• GOAL OF THE EXERCISE:
Retype each record shown below, leaving every character as it is.

• RECORDS FOR THIS EXERCISE:
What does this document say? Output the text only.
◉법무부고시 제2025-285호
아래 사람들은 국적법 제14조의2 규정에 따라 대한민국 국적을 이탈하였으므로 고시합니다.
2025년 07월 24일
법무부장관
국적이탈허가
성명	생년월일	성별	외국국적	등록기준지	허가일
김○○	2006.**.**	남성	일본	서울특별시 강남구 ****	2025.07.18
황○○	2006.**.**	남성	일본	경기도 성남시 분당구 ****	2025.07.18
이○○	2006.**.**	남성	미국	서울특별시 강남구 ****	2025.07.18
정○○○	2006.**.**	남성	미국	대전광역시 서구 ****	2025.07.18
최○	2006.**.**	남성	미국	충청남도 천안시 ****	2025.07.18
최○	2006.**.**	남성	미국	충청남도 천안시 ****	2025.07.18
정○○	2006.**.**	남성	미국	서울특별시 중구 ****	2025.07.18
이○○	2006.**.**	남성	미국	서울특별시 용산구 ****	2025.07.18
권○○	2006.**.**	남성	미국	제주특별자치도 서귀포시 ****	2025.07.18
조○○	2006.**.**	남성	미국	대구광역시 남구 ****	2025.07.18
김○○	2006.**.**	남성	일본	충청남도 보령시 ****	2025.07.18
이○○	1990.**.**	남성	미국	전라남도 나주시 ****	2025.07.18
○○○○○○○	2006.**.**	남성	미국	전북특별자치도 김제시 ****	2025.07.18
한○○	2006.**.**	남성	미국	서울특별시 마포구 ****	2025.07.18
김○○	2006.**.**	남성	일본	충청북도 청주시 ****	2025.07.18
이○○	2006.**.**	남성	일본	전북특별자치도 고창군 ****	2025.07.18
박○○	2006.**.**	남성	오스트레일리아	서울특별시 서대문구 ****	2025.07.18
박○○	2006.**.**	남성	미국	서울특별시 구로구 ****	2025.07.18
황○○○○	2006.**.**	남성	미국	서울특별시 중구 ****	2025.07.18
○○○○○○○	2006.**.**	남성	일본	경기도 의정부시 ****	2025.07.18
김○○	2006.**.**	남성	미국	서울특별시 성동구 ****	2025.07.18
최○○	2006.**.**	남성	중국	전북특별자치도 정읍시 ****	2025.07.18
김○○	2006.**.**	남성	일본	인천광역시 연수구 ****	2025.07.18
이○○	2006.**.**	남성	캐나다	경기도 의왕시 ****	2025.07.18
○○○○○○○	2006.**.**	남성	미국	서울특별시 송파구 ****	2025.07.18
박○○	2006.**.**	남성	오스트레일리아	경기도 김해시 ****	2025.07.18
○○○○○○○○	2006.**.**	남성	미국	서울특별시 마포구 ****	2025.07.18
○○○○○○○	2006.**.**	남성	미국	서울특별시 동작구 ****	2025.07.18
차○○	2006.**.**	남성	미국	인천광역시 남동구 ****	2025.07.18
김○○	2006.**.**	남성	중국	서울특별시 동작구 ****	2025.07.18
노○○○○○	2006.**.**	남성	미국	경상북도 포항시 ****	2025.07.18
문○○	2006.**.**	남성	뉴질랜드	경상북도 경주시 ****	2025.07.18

• TASK ANSWER:
What does this document say? Output the text only.
◉법무부고시 제2025-285호
아래 사람들은 국적법 제14조의2 규정에 따라 대한민국 국적을 이탈하였으므로 고시합니다.
2025년 07월 24일
법무부장관
국적이탈허가
성명	생년월일	성별	외국국적	등록기준지	허가일
김○○	2006.**.**	남성	일본	서울특별시 강남구 ****	2025.07.18
황○○	2006.**.**	남성	일본	경기도 성남시 분당구 ****	2025.07.18
이○○	2006.**.**	남성	미국	서울특별시 강남구 ****	2025.07.18
정○○○	2006.**.**	남성	미국	대전광역시 서구 ****	2025.07.18
최○	2006.**.**	남성	미국	충청남도 천안시 ****	2025.07.18
최○	2006.**.**	남성	미국	충청남도 천안시 ****	2025.07.18
정○○	2006.**.**	남성	미국	서울특별시 중구 ****	2025.07.18
이○○	2006.**.**	남성	미국	서울특별시 용산구 ****	2025.07.18
권○○	2006.**.**	남성	미국	제주특별자치도 서귀포시 ****	2025.07.18
조○○	2006.**.**	남성	미국	대구광역시 남구 ****	2025.07.18
김○○	2006.**.**	남성	일본	충청남도 보령시 ****	2025.07.18
이○○	1990.**.**	남성	미국	전라남도 나주시 ****	2025.07.18
○○○○○○○	2006.**.**	남성	미국	전북특별자치도 김제시 ****	2025.07.18
한○○	2006.**.**	남성	미국	서울특별시 마포구 ****	2025.07.18
김○○	2006.**.**	남성	일본	충청북도 청주시 ****	2025.07.18
이○○	2006.**.**	남성	일본	전북특별자치도 고창군 ****	2025.07.18
박○○	2006.**.**	남성	오스트레일리아	서울특별시 서대문구 ****	2025.07.18
박○○	2006.**.**	남성	미국	서울특별시 구로구 ****	2025.07.18
황○○○○	2006.**.**	남성	미국	서울특별시 중구 ****	2025.07.18
○○○○○○○	2006.**.**	남성	일본	경기도 의정부시 ****	2025.07.18
김○○	2006.**.**	남성	미국	서울특별시 성동구 ****	2025.07.18
최○○	2006.**.**	남성	중국	전북특별자치도 정읍시 ****	2025.07.18
김○○	2006.**.**	남성	일본	인천광역시 연수구 ****	2025.07.18
이○○	2006.**.**	남성	캐나다	경기도 의왕시 ****	2025.07.18
○○○○○○○	2006.**.**	남성	미국	서울특별시 송파구 ****	2025.07.18
박○○	2006.**.**	남성	오스트레일리아	경기도 김해시 ****	2025.07.18
○○○○○○○○	2006.**.**	남성	미국	서울특별시 마포구 ****	2025.07.18
○○○○○○○	2006.**.**	남성	미국	서울특별시 동작구 ****	2025.07.18
차○○	2006.**.**	남성	미국	인천광역시 남동구 ****	2025.07.18
김○○	2006.**.**	남성	중국	서울특별시 동작구 ****	2025.07.18
노○○○○○	2006.**.**	남성	미국	경상북도 포항시 ****	2025.07.18
문○○	2006.**.**	남성	뉴질랜드	경상북도 경주시 ****	2025.07.18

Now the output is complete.